Below are some records. Pull every line that contains the word "Agos".

**Source records:**
▼▼▼
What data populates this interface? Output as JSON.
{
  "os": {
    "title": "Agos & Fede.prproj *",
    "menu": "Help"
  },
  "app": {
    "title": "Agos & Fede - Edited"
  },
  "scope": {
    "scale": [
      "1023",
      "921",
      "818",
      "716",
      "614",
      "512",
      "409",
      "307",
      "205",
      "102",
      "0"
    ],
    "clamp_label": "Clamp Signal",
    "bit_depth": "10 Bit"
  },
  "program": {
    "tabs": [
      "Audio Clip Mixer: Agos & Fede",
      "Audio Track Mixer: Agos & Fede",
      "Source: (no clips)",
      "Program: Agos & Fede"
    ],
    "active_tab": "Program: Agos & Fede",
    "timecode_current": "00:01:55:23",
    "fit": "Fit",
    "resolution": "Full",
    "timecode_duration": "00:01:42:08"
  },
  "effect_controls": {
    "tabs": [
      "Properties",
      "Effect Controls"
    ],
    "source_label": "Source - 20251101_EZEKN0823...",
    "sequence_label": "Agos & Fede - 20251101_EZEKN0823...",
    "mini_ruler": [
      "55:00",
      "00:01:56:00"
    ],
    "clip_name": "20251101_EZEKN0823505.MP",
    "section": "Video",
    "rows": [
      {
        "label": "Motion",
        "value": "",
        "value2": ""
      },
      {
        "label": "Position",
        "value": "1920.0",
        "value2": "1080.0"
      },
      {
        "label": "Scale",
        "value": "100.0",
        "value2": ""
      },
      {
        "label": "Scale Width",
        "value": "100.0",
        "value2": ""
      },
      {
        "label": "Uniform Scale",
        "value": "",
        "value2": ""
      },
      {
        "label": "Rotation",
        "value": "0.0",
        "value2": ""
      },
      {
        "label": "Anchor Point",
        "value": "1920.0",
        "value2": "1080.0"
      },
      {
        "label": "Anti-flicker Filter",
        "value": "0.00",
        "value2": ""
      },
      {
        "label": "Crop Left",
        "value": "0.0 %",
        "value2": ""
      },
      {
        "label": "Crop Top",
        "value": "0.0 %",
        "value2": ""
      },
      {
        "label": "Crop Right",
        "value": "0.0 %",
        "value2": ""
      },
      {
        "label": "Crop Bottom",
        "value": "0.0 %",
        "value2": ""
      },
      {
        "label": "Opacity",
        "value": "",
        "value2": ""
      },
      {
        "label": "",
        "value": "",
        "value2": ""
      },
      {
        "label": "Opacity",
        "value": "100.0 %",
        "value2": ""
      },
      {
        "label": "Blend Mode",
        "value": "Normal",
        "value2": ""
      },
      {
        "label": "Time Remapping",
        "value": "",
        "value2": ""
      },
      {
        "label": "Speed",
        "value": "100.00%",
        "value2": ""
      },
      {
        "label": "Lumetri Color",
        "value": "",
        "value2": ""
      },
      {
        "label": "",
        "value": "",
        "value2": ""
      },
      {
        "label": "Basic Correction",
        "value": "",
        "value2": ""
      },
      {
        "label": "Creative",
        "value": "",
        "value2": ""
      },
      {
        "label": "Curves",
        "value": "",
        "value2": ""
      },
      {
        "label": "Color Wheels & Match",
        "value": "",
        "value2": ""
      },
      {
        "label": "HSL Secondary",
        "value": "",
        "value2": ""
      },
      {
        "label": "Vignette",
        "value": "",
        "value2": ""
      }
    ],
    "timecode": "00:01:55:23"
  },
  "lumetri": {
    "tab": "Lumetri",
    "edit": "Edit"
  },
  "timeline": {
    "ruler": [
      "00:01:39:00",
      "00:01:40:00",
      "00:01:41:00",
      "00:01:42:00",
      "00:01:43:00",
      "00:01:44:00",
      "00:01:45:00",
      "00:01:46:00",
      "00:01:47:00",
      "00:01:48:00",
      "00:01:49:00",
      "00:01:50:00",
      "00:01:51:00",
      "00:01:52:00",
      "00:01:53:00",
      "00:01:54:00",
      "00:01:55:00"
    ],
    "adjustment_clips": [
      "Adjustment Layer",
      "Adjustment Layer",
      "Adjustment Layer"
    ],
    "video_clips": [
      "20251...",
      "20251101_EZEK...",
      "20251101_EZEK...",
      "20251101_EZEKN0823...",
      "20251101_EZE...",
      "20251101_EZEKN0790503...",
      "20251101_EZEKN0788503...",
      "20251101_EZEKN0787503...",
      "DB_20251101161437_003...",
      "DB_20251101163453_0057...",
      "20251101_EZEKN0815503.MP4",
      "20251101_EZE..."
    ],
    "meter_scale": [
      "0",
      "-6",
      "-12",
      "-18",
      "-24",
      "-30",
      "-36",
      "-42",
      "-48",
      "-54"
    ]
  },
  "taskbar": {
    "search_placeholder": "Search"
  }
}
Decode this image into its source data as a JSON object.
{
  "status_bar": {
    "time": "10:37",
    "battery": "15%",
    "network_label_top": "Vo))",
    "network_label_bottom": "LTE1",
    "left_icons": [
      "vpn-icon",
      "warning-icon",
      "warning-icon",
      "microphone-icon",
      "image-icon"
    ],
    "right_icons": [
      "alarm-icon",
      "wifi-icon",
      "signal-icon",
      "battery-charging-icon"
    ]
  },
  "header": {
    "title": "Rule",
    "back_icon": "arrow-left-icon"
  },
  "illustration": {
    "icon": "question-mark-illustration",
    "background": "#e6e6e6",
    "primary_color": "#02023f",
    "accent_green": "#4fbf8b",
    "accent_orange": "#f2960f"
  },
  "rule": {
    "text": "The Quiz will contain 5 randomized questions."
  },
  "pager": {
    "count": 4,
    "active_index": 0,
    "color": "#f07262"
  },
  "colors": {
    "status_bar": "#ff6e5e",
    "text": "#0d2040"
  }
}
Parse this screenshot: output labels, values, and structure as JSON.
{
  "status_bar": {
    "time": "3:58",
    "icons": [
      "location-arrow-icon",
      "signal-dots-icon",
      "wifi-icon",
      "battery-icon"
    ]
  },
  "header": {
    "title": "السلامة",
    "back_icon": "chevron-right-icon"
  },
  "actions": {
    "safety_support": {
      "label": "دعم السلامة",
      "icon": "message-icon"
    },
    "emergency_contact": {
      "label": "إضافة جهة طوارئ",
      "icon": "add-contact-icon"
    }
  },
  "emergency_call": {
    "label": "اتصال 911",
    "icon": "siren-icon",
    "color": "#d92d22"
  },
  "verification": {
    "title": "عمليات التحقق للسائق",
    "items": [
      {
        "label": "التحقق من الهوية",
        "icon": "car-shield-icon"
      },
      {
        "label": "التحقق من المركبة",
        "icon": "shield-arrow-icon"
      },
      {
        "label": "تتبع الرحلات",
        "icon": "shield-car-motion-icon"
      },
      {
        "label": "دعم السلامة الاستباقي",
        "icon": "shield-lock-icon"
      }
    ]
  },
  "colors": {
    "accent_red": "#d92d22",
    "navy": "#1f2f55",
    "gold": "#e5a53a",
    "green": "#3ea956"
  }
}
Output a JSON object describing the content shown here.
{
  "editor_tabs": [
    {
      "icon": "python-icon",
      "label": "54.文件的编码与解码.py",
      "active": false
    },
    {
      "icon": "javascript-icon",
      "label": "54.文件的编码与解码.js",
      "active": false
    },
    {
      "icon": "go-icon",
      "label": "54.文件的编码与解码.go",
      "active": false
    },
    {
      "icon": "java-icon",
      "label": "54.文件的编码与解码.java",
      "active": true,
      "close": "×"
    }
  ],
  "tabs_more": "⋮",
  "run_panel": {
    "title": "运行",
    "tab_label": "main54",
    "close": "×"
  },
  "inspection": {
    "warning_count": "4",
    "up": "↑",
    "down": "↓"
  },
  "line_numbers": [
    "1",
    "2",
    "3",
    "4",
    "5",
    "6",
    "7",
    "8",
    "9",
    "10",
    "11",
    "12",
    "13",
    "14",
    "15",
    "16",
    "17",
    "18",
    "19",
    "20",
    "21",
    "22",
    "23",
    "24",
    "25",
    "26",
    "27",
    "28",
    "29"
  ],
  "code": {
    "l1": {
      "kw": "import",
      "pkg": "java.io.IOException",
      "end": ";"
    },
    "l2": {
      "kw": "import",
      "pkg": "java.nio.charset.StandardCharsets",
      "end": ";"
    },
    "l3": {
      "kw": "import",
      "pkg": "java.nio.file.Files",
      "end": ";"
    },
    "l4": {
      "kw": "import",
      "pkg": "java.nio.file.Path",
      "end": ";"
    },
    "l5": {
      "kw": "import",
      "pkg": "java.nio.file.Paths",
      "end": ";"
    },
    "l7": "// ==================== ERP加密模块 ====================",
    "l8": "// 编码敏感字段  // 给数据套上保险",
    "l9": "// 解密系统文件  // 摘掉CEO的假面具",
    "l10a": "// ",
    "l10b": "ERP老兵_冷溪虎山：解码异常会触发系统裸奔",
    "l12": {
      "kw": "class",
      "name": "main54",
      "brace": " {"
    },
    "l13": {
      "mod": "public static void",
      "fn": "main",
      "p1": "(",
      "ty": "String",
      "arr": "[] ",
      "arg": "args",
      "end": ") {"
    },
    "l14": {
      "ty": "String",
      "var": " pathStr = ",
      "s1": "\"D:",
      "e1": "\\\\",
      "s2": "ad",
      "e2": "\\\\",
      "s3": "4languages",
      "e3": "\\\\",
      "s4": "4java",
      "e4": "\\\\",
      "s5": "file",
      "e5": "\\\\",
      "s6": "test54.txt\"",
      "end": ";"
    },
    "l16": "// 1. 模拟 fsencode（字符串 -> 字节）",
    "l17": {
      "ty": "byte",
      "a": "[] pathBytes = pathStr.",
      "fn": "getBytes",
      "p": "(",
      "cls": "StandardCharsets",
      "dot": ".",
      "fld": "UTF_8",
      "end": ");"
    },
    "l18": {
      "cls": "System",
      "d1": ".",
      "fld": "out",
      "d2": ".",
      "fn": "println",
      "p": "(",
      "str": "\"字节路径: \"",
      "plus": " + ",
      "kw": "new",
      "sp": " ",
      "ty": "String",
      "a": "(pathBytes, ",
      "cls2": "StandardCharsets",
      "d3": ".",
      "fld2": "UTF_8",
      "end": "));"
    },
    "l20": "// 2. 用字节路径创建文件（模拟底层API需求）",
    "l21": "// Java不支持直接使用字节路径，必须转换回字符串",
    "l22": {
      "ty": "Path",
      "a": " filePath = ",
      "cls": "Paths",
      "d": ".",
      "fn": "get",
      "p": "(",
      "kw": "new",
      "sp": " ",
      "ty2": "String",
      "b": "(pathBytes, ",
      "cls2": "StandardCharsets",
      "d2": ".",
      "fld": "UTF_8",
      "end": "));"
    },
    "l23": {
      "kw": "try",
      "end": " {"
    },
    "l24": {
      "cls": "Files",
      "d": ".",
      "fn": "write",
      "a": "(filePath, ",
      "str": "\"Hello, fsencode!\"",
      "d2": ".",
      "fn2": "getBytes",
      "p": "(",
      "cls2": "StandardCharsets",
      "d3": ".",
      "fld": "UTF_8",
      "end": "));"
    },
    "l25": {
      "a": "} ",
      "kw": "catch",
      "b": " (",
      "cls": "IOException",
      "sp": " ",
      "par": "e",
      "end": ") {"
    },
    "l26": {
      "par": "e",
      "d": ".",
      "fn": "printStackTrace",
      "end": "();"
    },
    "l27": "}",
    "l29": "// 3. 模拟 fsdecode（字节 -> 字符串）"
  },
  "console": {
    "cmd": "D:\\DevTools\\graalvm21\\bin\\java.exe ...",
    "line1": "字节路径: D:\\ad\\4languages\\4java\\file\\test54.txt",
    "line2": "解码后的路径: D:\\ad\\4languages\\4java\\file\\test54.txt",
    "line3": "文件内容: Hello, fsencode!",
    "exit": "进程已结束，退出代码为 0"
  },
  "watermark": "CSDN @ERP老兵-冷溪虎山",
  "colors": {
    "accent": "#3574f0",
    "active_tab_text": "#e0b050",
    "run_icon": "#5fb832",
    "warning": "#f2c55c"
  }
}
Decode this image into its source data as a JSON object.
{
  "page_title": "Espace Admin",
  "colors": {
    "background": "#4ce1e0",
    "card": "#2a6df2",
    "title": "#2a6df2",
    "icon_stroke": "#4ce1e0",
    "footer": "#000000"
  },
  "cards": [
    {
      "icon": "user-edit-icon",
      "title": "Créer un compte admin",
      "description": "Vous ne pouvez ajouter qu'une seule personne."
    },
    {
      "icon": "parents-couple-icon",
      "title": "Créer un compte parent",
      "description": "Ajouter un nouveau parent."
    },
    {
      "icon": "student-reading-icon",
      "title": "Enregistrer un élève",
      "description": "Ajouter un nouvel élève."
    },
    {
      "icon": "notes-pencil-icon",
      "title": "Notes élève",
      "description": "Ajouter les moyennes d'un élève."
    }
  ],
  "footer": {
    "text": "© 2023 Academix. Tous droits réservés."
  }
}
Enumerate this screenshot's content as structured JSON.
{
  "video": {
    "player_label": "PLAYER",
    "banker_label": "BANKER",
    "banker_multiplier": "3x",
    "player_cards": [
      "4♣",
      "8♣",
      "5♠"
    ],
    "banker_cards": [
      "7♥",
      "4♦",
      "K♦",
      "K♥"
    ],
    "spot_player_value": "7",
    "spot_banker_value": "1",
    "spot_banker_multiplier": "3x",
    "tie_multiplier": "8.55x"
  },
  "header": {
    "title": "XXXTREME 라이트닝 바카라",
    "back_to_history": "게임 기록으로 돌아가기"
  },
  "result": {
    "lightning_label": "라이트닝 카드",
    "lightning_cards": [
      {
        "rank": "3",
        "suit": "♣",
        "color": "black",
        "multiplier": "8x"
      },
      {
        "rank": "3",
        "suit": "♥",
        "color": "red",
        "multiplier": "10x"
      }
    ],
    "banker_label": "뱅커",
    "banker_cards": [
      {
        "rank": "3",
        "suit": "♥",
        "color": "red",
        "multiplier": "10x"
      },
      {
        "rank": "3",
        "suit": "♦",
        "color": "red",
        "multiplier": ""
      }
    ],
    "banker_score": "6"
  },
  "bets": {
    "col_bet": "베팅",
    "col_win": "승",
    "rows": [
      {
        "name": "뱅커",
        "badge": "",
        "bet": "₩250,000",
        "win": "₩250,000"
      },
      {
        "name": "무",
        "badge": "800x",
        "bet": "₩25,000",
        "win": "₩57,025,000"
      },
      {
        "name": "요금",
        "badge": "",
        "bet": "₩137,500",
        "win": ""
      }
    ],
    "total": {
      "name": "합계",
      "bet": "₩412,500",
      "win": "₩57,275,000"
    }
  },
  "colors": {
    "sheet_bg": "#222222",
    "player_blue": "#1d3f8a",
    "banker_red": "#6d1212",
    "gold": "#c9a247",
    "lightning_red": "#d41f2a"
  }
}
▲▲▲
**Completed task:**
    "title": "Agos & Fede.prproj *",
    "title": "Agos & Fede - Edited"
      "Audio Clip Mixer: Agos & Fede",
      "Audio Track Mixer: Agos & Fede",
      "Program: Agos & Fede"
    "active_tab": "Program: Agos & Fede",
    "sequence_label": "Agos & Fede - 20251101_EZEKN0823...",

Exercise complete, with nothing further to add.